TASK GOAL: Select the lines that hold the word "passion" and copy each one.

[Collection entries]

-=-=-

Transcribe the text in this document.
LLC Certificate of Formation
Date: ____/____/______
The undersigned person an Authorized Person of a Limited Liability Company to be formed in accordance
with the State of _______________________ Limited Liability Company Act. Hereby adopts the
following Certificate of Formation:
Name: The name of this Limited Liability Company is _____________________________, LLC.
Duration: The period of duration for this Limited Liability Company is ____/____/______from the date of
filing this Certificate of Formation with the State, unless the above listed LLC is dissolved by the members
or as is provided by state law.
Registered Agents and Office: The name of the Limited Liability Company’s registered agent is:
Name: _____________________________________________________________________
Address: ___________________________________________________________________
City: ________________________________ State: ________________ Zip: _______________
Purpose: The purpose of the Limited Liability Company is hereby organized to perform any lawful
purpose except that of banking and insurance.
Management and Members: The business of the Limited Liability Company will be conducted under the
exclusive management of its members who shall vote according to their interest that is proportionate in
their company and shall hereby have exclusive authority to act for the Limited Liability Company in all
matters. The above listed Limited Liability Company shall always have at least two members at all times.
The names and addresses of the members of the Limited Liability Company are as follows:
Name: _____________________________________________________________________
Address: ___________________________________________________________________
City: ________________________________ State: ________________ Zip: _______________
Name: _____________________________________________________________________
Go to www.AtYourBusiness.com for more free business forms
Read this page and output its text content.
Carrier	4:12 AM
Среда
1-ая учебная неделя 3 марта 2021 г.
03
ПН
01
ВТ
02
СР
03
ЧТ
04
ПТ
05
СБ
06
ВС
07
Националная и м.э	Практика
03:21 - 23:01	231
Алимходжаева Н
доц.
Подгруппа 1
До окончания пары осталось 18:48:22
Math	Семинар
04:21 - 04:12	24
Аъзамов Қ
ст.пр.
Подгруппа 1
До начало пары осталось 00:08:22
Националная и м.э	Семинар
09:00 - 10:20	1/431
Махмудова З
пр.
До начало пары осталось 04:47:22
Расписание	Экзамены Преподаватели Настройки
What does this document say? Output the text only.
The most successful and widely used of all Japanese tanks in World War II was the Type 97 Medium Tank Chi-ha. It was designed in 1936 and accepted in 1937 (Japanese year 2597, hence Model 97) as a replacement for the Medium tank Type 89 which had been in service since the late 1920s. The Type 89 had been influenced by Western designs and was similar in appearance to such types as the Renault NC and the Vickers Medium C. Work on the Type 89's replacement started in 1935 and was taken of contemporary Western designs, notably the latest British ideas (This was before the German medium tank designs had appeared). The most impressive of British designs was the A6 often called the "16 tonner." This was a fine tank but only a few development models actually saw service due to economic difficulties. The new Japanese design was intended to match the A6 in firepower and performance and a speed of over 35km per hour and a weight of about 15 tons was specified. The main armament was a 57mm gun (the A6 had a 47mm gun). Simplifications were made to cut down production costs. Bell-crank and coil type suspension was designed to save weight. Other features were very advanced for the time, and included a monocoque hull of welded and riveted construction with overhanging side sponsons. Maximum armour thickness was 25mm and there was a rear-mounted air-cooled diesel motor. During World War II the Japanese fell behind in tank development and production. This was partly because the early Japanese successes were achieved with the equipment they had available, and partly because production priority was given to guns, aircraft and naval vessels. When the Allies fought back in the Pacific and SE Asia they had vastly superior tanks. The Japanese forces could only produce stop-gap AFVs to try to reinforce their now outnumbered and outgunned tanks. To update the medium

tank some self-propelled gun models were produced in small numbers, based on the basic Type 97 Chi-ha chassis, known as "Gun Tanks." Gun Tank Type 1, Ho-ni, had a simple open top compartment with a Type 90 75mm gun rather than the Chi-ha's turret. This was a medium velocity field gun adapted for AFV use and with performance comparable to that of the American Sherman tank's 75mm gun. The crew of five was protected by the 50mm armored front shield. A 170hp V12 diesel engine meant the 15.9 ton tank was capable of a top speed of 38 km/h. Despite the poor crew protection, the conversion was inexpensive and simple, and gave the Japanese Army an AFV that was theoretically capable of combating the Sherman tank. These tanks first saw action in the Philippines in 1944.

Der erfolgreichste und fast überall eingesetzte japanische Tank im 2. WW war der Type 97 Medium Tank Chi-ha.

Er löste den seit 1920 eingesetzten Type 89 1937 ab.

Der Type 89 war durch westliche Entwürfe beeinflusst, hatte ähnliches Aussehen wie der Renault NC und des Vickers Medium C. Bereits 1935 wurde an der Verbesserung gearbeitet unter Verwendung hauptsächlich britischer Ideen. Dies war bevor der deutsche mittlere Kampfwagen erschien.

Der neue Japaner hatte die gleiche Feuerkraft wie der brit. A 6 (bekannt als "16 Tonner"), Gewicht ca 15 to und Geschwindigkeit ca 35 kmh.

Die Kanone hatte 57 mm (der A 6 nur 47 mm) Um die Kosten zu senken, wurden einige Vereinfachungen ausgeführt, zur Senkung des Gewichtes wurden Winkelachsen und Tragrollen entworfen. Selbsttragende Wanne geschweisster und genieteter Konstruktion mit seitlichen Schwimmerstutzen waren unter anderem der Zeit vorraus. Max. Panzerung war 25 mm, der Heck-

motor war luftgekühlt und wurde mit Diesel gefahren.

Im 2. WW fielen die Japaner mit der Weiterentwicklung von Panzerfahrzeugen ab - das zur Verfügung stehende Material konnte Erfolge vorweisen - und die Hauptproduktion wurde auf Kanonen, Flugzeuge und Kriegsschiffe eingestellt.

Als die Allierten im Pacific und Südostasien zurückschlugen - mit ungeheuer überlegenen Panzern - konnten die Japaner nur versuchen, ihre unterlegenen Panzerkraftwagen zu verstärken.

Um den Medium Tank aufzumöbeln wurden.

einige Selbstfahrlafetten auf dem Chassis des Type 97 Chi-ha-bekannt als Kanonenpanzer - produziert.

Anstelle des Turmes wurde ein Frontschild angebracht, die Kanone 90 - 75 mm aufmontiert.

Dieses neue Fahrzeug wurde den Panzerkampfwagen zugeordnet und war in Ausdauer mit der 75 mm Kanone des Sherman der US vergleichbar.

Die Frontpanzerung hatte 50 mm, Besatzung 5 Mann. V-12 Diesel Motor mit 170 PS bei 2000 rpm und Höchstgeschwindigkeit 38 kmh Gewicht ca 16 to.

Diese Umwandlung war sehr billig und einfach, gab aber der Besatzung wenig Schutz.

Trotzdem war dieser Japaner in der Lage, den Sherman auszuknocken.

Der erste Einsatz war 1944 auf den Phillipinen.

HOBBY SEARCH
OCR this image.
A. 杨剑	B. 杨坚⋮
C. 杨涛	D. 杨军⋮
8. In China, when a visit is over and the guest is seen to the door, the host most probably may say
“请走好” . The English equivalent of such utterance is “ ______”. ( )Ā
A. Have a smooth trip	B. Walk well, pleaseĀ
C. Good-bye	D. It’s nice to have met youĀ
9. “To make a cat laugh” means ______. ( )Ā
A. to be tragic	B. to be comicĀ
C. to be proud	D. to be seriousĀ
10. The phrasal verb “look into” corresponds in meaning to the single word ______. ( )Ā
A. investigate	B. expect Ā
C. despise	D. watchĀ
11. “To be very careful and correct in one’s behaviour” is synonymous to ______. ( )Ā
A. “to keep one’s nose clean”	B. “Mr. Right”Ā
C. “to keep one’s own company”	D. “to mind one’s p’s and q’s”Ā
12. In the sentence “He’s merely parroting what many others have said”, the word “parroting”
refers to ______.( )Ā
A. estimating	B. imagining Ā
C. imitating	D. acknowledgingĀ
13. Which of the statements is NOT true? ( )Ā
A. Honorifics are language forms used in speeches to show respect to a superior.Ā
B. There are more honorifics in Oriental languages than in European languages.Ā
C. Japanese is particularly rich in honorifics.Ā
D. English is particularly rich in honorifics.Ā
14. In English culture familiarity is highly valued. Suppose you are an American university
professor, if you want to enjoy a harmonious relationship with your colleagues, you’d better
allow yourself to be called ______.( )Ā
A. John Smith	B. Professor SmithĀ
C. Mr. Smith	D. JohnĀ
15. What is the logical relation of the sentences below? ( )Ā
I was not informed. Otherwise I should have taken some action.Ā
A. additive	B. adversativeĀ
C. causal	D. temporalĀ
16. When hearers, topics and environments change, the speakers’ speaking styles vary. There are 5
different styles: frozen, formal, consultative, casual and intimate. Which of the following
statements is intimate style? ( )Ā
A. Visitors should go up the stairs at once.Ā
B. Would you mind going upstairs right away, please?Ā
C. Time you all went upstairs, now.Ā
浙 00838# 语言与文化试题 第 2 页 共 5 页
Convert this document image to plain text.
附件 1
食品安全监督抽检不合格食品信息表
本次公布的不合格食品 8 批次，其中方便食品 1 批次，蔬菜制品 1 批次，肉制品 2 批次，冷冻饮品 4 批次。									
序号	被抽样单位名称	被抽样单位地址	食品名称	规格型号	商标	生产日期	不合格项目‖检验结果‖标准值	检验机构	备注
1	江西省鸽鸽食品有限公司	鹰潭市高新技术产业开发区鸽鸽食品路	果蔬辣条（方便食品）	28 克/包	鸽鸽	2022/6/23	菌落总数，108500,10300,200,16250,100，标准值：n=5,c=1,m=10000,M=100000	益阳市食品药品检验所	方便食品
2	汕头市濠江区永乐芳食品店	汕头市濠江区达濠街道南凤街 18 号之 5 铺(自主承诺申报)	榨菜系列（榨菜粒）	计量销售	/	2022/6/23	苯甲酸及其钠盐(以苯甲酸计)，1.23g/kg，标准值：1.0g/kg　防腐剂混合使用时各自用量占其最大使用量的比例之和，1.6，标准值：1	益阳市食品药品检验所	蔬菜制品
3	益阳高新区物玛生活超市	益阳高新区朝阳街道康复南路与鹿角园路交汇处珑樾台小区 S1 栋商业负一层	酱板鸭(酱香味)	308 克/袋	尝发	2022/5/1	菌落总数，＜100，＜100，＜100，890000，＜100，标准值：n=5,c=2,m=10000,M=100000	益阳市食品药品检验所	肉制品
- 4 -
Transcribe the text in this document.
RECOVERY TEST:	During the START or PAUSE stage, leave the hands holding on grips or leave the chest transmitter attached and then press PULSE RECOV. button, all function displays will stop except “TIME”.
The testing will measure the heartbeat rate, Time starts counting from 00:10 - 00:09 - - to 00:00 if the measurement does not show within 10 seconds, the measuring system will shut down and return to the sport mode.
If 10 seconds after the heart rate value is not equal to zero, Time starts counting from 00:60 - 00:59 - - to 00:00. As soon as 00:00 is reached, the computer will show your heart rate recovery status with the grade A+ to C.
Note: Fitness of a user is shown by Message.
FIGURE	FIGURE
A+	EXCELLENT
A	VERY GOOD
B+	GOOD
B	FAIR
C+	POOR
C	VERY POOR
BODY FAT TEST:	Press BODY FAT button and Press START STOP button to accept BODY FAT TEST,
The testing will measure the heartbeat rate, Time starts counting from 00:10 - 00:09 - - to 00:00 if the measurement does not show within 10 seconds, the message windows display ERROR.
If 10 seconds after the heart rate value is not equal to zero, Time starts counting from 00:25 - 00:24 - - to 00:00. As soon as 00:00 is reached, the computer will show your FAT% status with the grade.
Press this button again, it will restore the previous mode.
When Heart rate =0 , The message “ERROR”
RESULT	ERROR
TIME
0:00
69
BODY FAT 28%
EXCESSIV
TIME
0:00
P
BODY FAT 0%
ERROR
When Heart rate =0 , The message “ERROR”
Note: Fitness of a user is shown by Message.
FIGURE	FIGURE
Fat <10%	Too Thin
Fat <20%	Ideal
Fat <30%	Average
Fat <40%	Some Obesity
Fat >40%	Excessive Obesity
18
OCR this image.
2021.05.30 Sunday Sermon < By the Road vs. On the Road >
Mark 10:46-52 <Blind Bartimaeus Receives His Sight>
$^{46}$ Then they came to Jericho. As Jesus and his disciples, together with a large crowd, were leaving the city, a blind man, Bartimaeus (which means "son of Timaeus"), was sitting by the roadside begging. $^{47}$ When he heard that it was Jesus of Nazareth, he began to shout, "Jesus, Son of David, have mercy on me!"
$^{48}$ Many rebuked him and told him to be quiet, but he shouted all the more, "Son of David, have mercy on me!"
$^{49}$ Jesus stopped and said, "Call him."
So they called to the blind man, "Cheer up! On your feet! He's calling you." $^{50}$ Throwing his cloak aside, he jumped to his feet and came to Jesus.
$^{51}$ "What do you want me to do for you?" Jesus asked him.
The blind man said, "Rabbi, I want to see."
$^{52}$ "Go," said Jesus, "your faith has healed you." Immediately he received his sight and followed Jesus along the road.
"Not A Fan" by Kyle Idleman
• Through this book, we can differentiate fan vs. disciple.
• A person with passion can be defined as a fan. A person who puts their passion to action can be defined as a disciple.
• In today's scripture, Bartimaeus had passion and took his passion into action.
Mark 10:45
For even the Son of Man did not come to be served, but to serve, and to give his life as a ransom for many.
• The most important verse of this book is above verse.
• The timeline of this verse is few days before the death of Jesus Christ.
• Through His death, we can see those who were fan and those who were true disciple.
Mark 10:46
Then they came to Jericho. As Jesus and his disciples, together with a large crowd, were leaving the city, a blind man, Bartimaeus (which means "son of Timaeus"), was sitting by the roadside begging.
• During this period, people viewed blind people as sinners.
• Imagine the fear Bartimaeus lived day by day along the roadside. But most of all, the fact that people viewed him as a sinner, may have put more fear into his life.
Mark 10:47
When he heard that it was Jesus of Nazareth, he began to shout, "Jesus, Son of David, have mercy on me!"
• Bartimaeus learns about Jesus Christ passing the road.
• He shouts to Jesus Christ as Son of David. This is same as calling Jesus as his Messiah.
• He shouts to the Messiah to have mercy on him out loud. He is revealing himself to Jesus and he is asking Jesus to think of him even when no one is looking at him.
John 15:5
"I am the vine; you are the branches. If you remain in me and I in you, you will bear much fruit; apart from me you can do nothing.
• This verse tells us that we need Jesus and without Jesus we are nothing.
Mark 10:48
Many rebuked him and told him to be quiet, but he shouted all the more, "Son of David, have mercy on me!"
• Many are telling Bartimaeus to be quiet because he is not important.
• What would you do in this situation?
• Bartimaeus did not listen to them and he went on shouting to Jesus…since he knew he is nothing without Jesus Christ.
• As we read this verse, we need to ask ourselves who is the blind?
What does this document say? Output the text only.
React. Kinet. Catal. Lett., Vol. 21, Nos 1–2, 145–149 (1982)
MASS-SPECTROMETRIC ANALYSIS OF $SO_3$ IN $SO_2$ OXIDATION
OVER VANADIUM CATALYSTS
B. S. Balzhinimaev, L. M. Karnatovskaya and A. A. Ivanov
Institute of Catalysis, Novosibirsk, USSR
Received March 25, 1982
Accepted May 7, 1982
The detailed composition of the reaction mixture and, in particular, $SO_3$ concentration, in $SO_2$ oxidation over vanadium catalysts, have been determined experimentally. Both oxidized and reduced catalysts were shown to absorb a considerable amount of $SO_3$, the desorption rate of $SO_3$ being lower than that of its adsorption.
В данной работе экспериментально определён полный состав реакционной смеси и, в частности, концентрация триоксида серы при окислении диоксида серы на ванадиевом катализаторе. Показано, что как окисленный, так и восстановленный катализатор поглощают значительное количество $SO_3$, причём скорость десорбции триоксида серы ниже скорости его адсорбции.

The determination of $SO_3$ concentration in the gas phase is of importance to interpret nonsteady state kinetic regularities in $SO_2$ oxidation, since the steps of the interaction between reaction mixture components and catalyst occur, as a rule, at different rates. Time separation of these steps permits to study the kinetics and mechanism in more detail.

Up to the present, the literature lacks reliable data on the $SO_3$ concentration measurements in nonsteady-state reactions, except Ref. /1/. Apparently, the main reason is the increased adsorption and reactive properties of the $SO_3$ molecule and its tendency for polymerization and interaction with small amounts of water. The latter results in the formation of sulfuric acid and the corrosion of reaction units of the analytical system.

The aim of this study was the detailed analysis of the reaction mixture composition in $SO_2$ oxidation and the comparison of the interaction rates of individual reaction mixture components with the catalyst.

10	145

-=-=-

ANSWER BELOW:
• A person with passion can be defined as a fan. A person who puts their passion to action can be defined as a disciple.
• In today's scripture, Bartimaeus had passion and took his passion into action.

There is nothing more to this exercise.